-- Exercise prompt --
Using the data below, gather each line that includes the word "Equation".

··· Records for processing ···

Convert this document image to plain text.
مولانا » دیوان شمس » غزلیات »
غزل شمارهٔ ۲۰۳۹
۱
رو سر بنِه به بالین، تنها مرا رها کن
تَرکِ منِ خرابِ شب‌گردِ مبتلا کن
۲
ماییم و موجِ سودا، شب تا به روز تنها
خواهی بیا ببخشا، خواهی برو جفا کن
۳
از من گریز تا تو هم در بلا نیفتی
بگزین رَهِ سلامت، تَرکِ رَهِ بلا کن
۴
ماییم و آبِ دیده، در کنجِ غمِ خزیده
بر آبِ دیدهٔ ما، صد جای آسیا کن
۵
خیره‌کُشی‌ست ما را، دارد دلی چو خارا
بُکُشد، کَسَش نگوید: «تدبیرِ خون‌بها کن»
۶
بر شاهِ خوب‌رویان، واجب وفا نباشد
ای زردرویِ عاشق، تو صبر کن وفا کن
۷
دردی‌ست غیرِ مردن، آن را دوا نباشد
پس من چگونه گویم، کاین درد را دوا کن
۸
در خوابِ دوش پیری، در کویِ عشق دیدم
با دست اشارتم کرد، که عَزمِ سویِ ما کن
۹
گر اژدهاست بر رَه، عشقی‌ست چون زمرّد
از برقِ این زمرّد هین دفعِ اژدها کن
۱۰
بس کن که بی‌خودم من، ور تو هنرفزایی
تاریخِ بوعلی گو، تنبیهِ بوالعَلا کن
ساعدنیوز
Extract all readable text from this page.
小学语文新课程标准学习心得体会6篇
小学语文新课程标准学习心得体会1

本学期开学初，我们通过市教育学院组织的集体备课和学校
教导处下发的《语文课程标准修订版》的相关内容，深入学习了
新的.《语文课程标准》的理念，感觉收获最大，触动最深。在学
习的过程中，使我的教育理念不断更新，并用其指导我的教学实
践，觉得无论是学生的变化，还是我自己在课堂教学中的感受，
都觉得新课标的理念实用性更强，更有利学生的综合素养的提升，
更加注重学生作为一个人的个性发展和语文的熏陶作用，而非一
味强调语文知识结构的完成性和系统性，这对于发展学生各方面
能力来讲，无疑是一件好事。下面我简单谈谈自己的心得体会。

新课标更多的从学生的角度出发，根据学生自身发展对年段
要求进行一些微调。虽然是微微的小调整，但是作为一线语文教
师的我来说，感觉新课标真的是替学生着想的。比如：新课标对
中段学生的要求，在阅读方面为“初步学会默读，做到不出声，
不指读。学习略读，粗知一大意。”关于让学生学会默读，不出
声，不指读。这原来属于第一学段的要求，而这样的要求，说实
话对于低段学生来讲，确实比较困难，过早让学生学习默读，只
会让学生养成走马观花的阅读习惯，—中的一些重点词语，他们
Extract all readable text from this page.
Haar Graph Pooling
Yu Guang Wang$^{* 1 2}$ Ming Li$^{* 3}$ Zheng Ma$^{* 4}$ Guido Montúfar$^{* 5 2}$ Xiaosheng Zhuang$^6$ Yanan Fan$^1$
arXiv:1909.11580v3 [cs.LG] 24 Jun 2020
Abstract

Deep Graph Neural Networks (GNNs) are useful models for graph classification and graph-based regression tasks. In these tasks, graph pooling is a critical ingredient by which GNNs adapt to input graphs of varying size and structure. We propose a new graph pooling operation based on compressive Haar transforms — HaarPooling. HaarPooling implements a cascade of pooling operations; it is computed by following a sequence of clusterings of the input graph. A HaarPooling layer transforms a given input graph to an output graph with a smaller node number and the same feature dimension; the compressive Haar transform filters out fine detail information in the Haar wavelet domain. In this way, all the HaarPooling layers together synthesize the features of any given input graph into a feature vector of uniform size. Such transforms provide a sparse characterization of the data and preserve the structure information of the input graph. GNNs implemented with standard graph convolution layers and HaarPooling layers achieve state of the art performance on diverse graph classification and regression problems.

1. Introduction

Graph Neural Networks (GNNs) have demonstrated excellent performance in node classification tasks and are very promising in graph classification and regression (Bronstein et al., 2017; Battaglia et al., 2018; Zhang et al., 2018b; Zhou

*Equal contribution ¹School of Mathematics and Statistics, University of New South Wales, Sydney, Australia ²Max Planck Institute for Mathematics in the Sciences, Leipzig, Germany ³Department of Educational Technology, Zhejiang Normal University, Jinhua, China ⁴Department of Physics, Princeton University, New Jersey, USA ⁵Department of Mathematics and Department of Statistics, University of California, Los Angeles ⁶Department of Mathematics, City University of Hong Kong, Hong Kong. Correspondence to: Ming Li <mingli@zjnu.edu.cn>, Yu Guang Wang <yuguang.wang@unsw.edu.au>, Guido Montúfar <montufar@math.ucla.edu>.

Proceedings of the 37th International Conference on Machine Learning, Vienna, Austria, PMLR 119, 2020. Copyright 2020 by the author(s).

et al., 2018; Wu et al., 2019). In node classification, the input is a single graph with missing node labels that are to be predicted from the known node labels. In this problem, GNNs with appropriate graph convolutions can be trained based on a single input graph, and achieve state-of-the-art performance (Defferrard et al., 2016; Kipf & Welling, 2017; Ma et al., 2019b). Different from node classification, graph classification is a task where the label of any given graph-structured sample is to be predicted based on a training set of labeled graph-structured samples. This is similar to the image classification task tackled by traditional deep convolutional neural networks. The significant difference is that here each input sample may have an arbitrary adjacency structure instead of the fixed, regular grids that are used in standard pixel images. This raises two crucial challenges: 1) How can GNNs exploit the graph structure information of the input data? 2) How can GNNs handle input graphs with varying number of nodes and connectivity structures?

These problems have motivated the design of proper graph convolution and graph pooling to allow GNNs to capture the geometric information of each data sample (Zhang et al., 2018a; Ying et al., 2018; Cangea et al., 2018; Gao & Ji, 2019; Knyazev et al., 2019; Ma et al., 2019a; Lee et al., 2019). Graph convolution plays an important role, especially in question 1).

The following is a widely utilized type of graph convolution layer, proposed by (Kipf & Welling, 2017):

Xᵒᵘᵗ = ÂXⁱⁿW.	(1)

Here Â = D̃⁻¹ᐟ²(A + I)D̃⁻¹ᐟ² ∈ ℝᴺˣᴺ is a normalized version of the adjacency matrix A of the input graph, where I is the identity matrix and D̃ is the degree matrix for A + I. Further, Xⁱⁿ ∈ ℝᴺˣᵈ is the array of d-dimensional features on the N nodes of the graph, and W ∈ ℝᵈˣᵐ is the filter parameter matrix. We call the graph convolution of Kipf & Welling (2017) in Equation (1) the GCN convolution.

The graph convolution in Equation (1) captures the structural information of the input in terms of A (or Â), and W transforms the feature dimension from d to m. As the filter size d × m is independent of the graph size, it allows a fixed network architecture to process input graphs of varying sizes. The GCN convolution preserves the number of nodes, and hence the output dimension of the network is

···

-- Correct response --
Here Â = D̃⁻¹ᐟ²(A + I)D̃⁻¹ᐟ² ∈ ℝᴺˣᴺ is a normalized version of the adjacency matrix A of the input graph, where I is the identity matrix and D̃ is the degree matrix for A + I. Further, Xⁱⁿ ∈ ℝᴺˣᵈ is the array of d-dimensional features on the N nodes of the graph, and W ∈ ℝᵈˣᵐ is the filter parameter matrix. We call the graph convolution of Kipf & Welling (2017) in Equation (1) the GCN convolution.
The graph convolution in Equation (1) captures the structural information of the input in terms of A (or Â), and W transforms the feature dimension from d to m. As the filter size d × m is independent of the graph size, it allows a fixed network architecture to process input graphs of varying sizes. The GCN convolution preserves the number of nodes, and hence the output dimension of the network is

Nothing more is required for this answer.